[Begin]
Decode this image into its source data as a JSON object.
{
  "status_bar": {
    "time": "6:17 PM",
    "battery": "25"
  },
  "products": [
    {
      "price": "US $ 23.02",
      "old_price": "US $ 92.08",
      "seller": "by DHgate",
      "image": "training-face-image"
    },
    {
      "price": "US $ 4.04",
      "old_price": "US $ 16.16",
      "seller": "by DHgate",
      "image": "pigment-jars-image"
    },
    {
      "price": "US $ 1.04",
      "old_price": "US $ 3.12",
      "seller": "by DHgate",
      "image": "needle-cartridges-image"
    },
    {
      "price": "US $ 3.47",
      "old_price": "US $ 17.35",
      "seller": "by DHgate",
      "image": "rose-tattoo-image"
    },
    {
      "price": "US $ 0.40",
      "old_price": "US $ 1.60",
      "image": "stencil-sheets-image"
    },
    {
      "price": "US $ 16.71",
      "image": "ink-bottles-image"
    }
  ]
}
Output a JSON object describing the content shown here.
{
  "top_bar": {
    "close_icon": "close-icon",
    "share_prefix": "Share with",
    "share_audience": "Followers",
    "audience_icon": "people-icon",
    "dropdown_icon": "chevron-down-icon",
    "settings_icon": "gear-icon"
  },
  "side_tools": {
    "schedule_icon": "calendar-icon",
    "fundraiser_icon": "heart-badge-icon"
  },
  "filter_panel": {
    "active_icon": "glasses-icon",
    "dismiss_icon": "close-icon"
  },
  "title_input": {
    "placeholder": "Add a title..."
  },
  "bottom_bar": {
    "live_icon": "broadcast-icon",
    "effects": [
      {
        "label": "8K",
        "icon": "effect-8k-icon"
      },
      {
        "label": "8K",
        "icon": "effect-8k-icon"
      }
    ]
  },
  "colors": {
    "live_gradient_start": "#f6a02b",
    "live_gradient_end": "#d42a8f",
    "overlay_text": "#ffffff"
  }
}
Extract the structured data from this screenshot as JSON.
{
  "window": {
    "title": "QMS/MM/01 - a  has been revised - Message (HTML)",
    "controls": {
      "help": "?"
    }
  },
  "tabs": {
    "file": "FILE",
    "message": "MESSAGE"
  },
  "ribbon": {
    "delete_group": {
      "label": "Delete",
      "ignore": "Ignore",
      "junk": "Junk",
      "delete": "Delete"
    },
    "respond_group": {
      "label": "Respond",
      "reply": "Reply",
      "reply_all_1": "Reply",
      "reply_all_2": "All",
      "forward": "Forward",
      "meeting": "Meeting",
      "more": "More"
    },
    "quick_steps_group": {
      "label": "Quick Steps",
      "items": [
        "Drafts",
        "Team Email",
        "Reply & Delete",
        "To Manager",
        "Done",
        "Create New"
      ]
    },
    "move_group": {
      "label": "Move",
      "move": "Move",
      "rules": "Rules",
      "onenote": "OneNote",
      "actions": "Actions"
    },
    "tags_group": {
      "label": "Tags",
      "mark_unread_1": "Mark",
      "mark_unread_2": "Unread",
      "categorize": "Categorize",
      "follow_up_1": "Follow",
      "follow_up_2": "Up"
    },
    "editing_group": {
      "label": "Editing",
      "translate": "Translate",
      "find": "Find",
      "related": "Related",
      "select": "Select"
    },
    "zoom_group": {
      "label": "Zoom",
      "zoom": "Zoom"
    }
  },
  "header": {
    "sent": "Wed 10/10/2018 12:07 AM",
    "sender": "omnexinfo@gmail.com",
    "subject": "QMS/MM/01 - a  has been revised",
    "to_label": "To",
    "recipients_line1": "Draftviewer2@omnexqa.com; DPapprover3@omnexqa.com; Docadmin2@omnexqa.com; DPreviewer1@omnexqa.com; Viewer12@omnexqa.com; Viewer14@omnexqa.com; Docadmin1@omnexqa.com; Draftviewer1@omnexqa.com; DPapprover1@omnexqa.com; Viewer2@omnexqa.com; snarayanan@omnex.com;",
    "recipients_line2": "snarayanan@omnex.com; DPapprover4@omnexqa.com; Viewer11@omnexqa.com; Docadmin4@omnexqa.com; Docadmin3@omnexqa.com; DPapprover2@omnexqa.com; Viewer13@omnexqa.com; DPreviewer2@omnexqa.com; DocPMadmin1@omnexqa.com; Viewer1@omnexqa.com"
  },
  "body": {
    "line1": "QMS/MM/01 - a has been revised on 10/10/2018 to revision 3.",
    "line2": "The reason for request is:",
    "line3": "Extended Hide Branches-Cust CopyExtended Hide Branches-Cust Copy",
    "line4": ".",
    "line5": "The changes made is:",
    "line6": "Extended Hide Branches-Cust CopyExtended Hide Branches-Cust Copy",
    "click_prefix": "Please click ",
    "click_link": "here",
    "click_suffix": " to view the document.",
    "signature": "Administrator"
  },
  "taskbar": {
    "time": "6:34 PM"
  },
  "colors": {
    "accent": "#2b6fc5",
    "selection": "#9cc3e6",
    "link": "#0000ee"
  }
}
[End]
EXERCISE AIM
Set down every line of the listing above again, exactly as given.

EXPECTED ANSWER
Decode this image into its source data as a JSON object.
{
  "status_bar": {
    "time": "6:17 PM",
    "battery": "25"
  },
  "products": [
    {
      "price": "US $ 23.02",
      "old_price": "US $ 92.08",
      "seller": "by DHgate",
      "image": "training-face-image"
    },
    {
      "price": "US $ 4.04",
      "old_price": "US $ 16.16",
      "seller": "by DHgate",
      "image": "pigment-jars-image"
    },
    {
      "price": "US $ 1.04",
      "old_price": "US $ 3.12",
      "seller": "by DHgate",
      "image": "needle-cartridges-image"
    },
    {
      "price": "US $ 3.47",
      "old_price": "US $ 17.35",
      "seller": "by DHgate",
      "image": "rose-tattoo-image"
    },
    {
      "price": "US $ 0.40",
      "old_price": "US $ 1.60",
      "image": "stencil-sheets-image"
    },
    {
      "price": "US $ 16.71",
      "image": "ink-bottles-image"
    }
  ]
}
Output a JSON object describing the content shown here.
{
  "top_bar": {
    "close_icon": "close-icon",
    "share_prefix": "Share with",
    "share_audience": "Followers",
    "audience_icon": "people-icon",
    "dropdown_icon": "chevron-down-icon",
    "settings_icon": "gear-icon"
  },
  "side_tools": {
    "schedule_icon": "calendar-icon",
    "fundraiser_icon": "heart-badge-icon"
  },
  "filter_panel": {
    "active_icon": "glasses-icon",
    "dismiss_icon": "close-icon"
  },
  "title_input": {
    "placeholder": "Add a title..."
  },
  "bottom_bar": {
    "live_icon": "broadcast-icon",
    "effects": [
      {
        "label": "8K",
        "icon": "effect-8k-icon"
      },
      {
        "label": "8K",
        "icon": "effect-8k-icon"
      }
    ]
  },
  "colors": {
    "live_gradient_start": "#f6a02b",
    "live_gradient_end": "#d42a8f",
    "overlay_text": "#ffffff"
  }
}
Extract the structured data from this screenshot as JSON.
{
  "window": {
    "title": "QMS/MM/01 - a  has been revised - Message (HTML)",
    "controls": {
      "help": "?"
    }
  },
  "tabs": {
    "file": "FILE",
    "message": "MESSAGE"
  },
  "ribbon": {
    "delete_group": {
      "label": "Delete",
      "ignore": "Ignore",
      "junk": "Junk",
      "delete": "Delete"
    },
    "respond_group": {
      "label": "Respond",
      "reply": "Reply",
      "reply_all_1": "Reply",
      "reply_all_2": "All",
      "forward": "Forward",
      "meeting": "Meeting",
      "more": "More"
    },
    "quick_steps_group": {
      "label": "Quick Steps",
      "items": [
        "Drafts",
        "Team Email",
        "Reply & Delete",
        "To Manager",
        "Done",
        "Create New"
      ]
    },
    "move_group": {
      "label": "Move",
      "move": "Move",
      "rules": "Rules",
      "onenote": "OneNote",
      "actions": "Actions"
    },
    "tags_group": {
      "label": "Tags",
      "mark_unread_1": "Mark",
      "mark_unread_2": "Unread",
      "categorize": "Categorize",
      "follow_up_1": "Follow",
      "follow_up_2": "Up"
    },
    "editing_group": {
      "label": "Editing",
      "translate": "Translate",
      "find": "Find",
      "related": "Related",
      "select": "Select"
    },
    "zoom_group": {
      "label": "Zoom",
      "zoom": "Zoom"
    }
  },
  "header": {
    "sent": "Wed 10/10/2018 12:07 AM",
    "sender": "omnexinfo@gmail.com",
    "subject": "QMS/MM/01 - a  has been revised",
    "to_label": "To",
    "recipients_line1": "Draftviewer2@omnexqa.com; DPapprover3@omnexqa.com; Docadmin2@omnexqa.com; DPreviewer1@omnexqa.com; Viewer12@omnexqa.com; Viewer14@omnexqa.com; Docadmin1@omnexqa.com; Draftviewer1@omnexqa.com; DPapprover1@omnexqa.com; Viewer2@omnexqa.com; snarayanan@omnex.com;",
    "recipients_line2": "snarayanan@omnex.com; DPapprover4@omnexqa.com; Viewer11@omnexqa.com; Docadmin4@omnexqa.com; Docadmin3@omnexqa.com; DPapprover2@omnexqa.com; Viewer13@omnexqa.com; DPreviewer2@omnexqa.com; DocPMadmin1@omnexqa.com; Viewer1@omnexqa.com"
  },
  "body": {
    "line1": "QMS/MM/01 - a has been revised on 10/10/2018 to revision 3.",
    "line2": "The reason for request is:",
    "line3": "Extended Hide Branches-Cust CopyExtended Hide Branches-Cust Copy",
    "line4": ".",
    "line5": "The changes made is:",
    "line6": "Extended Hide Branches-Cust CopyExtended Hide Branches-Cust Copy",
    "click_prefix": "Please click ",
    "click_link": "here",
    "click_suffix": " to view the document.",
    "signature": "Administrator"
  },
  "taskbar": {
    "time": "6:34 PM"
  },
  "colors": {
    "accent": "#2b6fc5",
    "selection": "#9cc3e6",
    "link": "#0000ee"
  }
}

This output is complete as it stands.